▸ **Given request**:
Extract every line where the string "mantenimiento" appears.

Entries from a visual dataset:
= = = =

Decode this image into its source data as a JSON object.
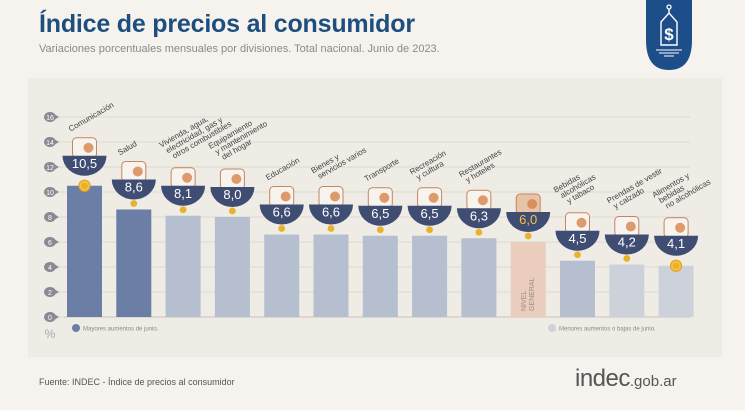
{
  "header": {
    "title": "Índice de precios al consumidor",
    "subtitle": "Variaciones porcentuales mensuales por divisiones. Total nacional. Junio de 2023."
  },
  "logo": {
    "icon": "price-tag-dollar-icon",
    "color": "#1d4e8a"
  },
  "footer": {
    "source": "Fuente: INDEC - Índice de precios al consumidor",
    "brand_main": "indec",
    "brand_suffix": ".gob.ar"
  },
  "colors": {
    "high": "#6a7ea6",
    "low": "#b5bfd0",
    "lowest": "#cdd2da",
    "general": "#ebcdbe",
    "badge": "#3f4d73",
    "dot": "#e8b22a",
    "grid": "#dcd8d2",
    "tick_bubble": "#8a8a94"
  },
  "chart_data": {
    "type": "bar",
    "title": "Índice de precios al consumidor",
    "subtitle": "Variaciones porcentuales mensuales por divisiones. Total nacional. Junio de 2023.",
    "xlabel": "",
    "ylabel": "%",
    "ylim": [
      0,
      16
    ],
    "yticks": [
      0,
      2,
      4,
      6,
      8,
      10,
      12,
      14,
      16
    ],
    "grid": true,
    "categories": [
      "Comunicación",
      "Salud",
      "Vivienda, agua, electricidad, gas y otros combustibles",
      "Equipamiento y mantenimiento del hogar",
      "Educación",
      "Bienes y servicios varios",
      "Transporte",
      "Recreación y cultura",
      "Restaurantes y hoteles",
      "Nivel general",
      "Bebidas alcohólicas y tabaco",
      "Prendas de vestir y calzado",
      "Alimentos y bebidas no alcohólicas"
    ],
    "category_lines": [
      [
        "Comunicación"
      ],
      [
        "Salud"
      ],
      [
        "Vivienda, agua,",
        "electricidad, gas y",
        "otros combustibles"
      ],
      [
        "Equipamiento",
        "y mantenimiento",
        "del hogar"
      ],
      [
        "Educación"
      ],
      [
        "Bienes y",
        "servicios varios"
      ],
      [
        "Transporte"
      ],
      [
        "Recreación",
        "y cultura"
      ],
      [
        "Restaurantes",
        "y hoteles"
      ],
      [],
      [
        "Bebidas",
        "alcohólicas",
        "y tabaco"
      ],
      [
        "Prendas de vestir",
        "y calzado"
      ],
      [
        "Alimentos y",
        "bebidas",
        "no alcohólicas"
      ]
    ],
    "values": [
      10.5,
      8.6,
      8.1,
      8.0,
      6.6,
      6.6,
      6.5,
      6.5,
      6.3,
      6.0,
      4.5,
      4.2,
      4.1
    ],
    "value_labels": [
      "10,5",
      "8,6",
      "8,1",
      "8,0",
      "6,6",
      "6,6",
      "6,5",
      "6,5",
      "6,3",
      "6,0",
      "4,5",
      "4,2",
      "4,1"
    ],
    "groups": [
      "high",
      "high",
      "low",
      "low",
      "low",
      "low",
      "low",
      "low",
      "low",
      "general",
      "low",
      "lowest",
      "lowest"
    ],
    "icons": [
      "smartphone-icon",
      "first-aid-kit-icon",
      "lightbulb-icon",
      "washing-machine-icon",
      "notebook-pencil-icon",
      "comb-icon",
      "bus-sube-card-icon",
      "sun-umbrella-icon",
      "plate-cutlery-icon",
      "shopping-basket-icon",
      "wine-cigarette-icon",
      "tshirt-shoe-icon",
      "bread-chicken-icon"
    ],
    "general_label_lines": [
      "NIVEL",
      "GENERAL"
    ],
    "legend": [
      {
        "label": "Mayores aumentos de junio.",
        "group": "high",
        "position": "bottom-left"
      },
      {
        "label": "Menores aumentos o bajas de junio.",
        "group": "lowest",
        "position": "bottom-right"
      }
    ]
  }
}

= = = =

▸ **Task output**:
      "Equipamiento y mantenimiento del hogar",
        "y mantenimiento",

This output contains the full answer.